What you will do ▸
Extract each line of the material that follows exactly and omit its pictures.

Records for the task ▸
══════
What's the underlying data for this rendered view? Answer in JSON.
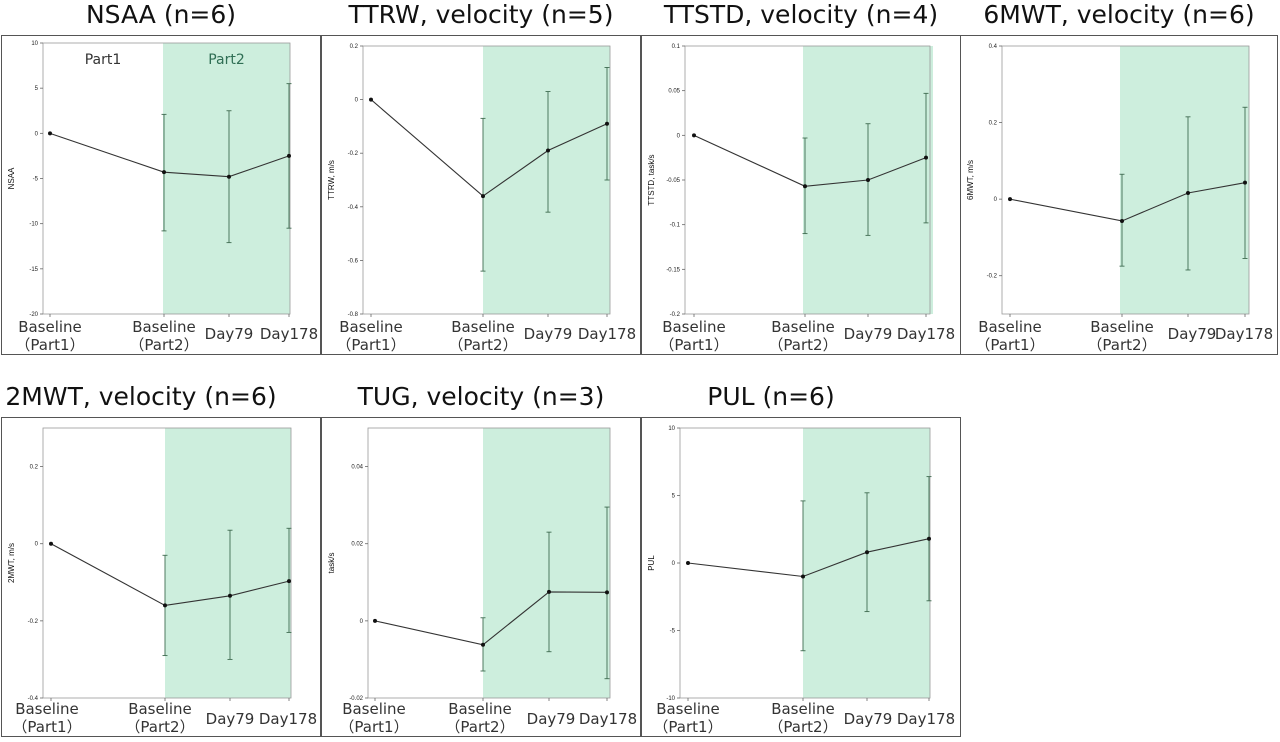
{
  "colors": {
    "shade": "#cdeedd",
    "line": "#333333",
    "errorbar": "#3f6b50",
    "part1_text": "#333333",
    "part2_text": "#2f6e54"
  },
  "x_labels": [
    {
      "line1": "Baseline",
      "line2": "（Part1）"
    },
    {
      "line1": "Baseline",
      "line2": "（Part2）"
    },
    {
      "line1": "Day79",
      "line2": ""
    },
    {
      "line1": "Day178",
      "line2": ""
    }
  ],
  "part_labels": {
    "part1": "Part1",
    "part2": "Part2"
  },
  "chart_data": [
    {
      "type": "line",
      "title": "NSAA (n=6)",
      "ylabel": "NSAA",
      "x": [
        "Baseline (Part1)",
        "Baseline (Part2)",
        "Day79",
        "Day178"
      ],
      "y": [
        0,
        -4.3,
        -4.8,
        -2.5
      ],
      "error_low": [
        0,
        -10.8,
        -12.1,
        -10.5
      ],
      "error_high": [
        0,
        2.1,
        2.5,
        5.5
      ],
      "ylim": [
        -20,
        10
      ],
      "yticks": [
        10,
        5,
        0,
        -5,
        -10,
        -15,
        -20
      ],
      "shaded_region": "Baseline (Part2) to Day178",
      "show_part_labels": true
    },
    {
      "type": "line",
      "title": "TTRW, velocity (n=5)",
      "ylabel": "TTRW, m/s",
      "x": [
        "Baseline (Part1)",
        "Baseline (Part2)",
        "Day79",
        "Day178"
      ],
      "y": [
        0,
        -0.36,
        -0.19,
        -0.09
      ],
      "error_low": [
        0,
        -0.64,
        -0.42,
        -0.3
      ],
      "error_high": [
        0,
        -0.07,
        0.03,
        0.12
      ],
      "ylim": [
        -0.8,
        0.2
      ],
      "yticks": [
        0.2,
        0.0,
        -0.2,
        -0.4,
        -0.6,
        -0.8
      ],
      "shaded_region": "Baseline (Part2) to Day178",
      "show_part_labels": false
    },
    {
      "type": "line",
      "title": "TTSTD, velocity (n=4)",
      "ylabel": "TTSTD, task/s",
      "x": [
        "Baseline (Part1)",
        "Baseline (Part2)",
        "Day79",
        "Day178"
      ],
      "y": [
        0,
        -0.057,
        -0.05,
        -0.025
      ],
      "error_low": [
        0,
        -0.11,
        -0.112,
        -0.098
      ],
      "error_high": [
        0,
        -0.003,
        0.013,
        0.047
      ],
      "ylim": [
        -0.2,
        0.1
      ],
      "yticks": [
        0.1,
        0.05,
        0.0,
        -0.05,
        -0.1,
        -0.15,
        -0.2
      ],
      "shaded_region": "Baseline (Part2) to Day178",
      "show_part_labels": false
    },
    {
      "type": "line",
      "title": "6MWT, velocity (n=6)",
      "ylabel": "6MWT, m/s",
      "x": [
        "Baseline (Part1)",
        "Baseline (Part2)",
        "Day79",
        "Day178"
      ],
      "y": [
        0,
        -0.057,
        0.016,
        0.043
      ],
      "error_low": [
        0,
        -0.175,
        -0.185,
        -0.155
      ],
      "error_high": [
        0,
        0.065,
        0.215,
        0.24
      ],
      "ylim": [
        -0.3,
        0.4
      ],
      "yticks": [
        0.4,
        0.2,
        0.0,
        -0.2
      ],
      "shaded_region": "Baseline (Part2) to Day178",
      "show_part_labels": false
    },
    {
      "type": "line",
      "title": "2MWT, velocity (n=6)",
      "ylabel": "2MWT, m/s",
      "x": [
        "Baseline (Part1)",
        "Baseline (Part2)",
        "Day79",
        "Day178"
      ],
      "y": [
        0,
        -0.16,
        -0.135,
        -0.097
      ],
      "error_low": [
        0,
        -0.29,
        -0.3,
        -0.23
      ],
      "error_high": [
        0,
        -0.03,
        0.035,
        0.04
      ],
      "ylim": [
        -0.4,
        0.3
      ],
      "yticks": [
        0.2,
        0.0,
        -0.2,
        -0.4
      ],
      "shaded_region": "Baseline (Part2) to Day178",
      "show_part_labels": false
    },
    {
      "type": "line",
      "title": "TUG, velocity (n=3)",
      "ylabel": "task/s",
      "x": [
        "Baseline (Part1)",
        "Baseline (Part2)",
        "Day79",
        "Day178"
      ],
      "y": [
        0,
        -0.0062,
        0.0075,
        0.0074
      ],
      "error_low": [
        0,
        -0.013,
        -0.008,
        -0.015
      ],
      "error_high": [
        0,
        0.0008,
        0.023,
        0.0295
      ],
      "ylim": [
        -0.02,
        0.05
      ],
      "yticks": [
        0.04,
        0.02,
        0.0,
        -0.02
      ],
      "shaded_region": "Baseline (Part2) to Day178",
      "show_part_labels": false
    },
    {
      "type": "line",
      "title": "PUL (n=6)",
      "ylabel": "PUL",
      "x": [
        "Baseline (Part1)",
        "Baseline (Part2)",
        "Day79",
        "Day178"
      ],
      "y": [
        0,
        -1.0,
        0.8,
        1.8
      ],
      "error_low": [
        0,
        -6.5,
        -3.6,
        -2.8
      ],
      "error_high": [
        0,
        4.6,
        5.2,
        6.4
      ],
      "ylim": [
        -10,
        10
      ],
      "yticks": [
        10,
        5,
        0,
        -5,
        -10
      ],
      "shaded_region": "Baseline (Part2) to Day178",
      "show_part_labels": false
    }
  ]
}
══════
The response ▸
What's the underlying data for this rendered view? Answer in JSON.
{
  "colors": {
    "shade": "#cdeedd",
    "line": "#333333",
    "errorbar": "#3f6b50",
    "part1_text": "#333333",
    "part2_text": "#2f6e54"
  },
  "x_labels": [
    {
      "line1": "Baseline",
      "line2": "（Part1）"
    },
    {
      "line1": "Baseline",
      "line2": "（Part2）"
    },
    {
      "line1": "Day79",
      "line2": ""
    },
    {
      "line1": "Day178",
      "line2": ""
    }
  ],
  "part_labels": {
    "part1": "Part1",
    "part2": "Part2"
  },
  "chart_data": [
    {
      "type": "line",
      "title": "NSAA (n=6)",
      "ylabel": "NSAA",
      "x": [
        "Baseline (Part1)",
        "Baseline (Part2)",
        "Day79",
        "Day178"
      ],
      "y": [
        0,
        -4.3,
        -4.8,
        -2.5
      ],
      "error_low": [
        0,
        -10.8,
        -12.1,
        -10.5
      ],
      "error_high": [
        0,
        2.1,
        2.5,
        5.5
      ],
      "ylim": [
        -20,
        10
      ],
      "yticks": [
        10,
        5,
        0,
        -5,
        -10,
        -15,
        -20
      ],
      "shaded_region": "Baseline (Part2) to Day178",
      "show_part_labels": true
    },
    {
      "type": "line",
      "title": "TTRW, velocity (n=5)",
      "ylabel": "TTRW, m/s",
      "x": [
        "Baseline (Part1)",
        "Baseline (Part2)",
        "Day79",
        "Day178"
      ],
      "y": [
        0,
        -0.36,
        -0.19,
        -0.09
      ],
      "error_low": [
        0,
        -0.64,
        -0.42,
        -0.3
      ],
      "error_high": [
        0,
        -0.07,
        0.03,
        0.12
      ],
      "ylim": [
        -0.8,
        0.2
      ],
      "yticks": [
        0.2,
        0.0,
        -0.2,
        -0.4,
        -0.6,
        -0.8
      ],
      "shaded_region": "Baseline (Part2) to Day178",
      "show_part_labels": false
    },
    {
      "type": "line",
      "title": "TTSTD, velocity (n=4)",
      "ylabel": "TTSTD, task/s",
      "x": [
        "Baseline (Part1)",
        "Baseline (Part2)",
        "Day79",
        "Day178"
      ],
      "y": [
        0,
        -0.057,
        -0.05,
        -0.025
      ],
      "error_low": [
        0,
        -0.11,
        -0.112,
        -0.098
      ],
      "error_high": [
        0,
        -0.003,
        0.013,
        0.047
      ],
      "ylim": [
        -0.2,
        0.1
      ],
      "yticks": [
        0.1,
        0.05,
        0.0,
        -0.05,
        -0.1,
        -0.15,
        -0.2
      ],
      "shaded_region": "Baseline (Part2) to Day178",
      "show_part_labels": false
    },
    {
      "type": "line",
      "title": "6MWT, velocity (n=6)",
      "ylabel": "6MWT, m/s",
      "x": [
        "Baseline (Part1)",
        "Baseline (Part2)",
        "Day79",
        "Day178"
      ],
      "y": [
        0,
        -0.057,
        0.016,
        0.043
      ],
      "error_low": [
        0,
        -0.175,
        -0.185,
        -0.155
      ],
      "error_high": [
        0,
        0.065,
        0.215,
        0.24
      ],
      "ylim": [
        -0.3,
        0.4
      ],
      "yticks": [
        0.4,
        0.2,
        0.0,
        -0.2
      ],
      "shaded_region": "Baseline (Part2) to Day178",
      "show_part_labels": false
    },
    {
      "type": "line",
      "title": "2MWT, velocity (n=6)",
      "ylabel": "2MWT, m/s",
      "x": [
        "Baseline (Part1)",
        "Baseline (Part2)",
        "Day79",
        "Day178"
      ],
      "y": [
        0,
        -0.16,
        -0.135,
        -0.097
      ],
      "error_low": [
        0,
        -0.29,
        -0.3,
        -0.23
      ],
      "error_high": [
        0,
        -0.03,
        0.035,
        0.04
      ],
      "ylim": [
        -0.4,
        0.3
      ],
      "yticks": [
        0.2,
        0.0,
        -0.2,
        -0.4
      ],
      "shaded_region": "Baseline (Part2) to Day178",
      "show_part_labels": false
    },
    {
      "type": "line",
      "title": "TUG, velocity (n=3)",
      "ylabel": "task/s",
      "x": [
        "Baseline (Part1)",
        "Baseline (Part2)",
        "Day79",
        "Day178"
      ],
      "y": [
        0,
        -0.0062,
        0.0075,
        0.0074
      ],
      "error_low": [
        0,
        -0.013,
        -0.008,
        -0.015
      ],
      "error_high": [
        0,
        0.0008,
        0.023,
        0.0295
      ],
      "ylim": [
        -0.02,
        0.05
      ],
      "yticks": [
        0.04,
        0.02,
        0.0,
        -0.02
      ],
      "shaded_region": "Baseline (Part2) to Day178",
      "show_part_labels": false
    },
    {
      "type": "line",
      "title": "PUL (n=6)",
      "ylabel": "PUL",
      "x": [
        "Baseline (Part1)",
        "Baseline (Part2)",
        "Day79",
        "Day178"
      ],
      "y": [
        0,
        -1.0,
        0.8,
        1.8
      ],
      "error_low": [
        0,
        -6.5,
        -3.6,
        -2.8
      ],
      "error_high": [
        0,
        4.6,
        5.2,
        6.4
      ],
      "ylim": [
        -10,
        10
      ],
      "yticks": [
        10,
        5,
        0,
        -5,
        -10
      ],
      "shaded_region": "Baseline (Part2) to Day178",
      "show_part_labels": false
    }
  ]
}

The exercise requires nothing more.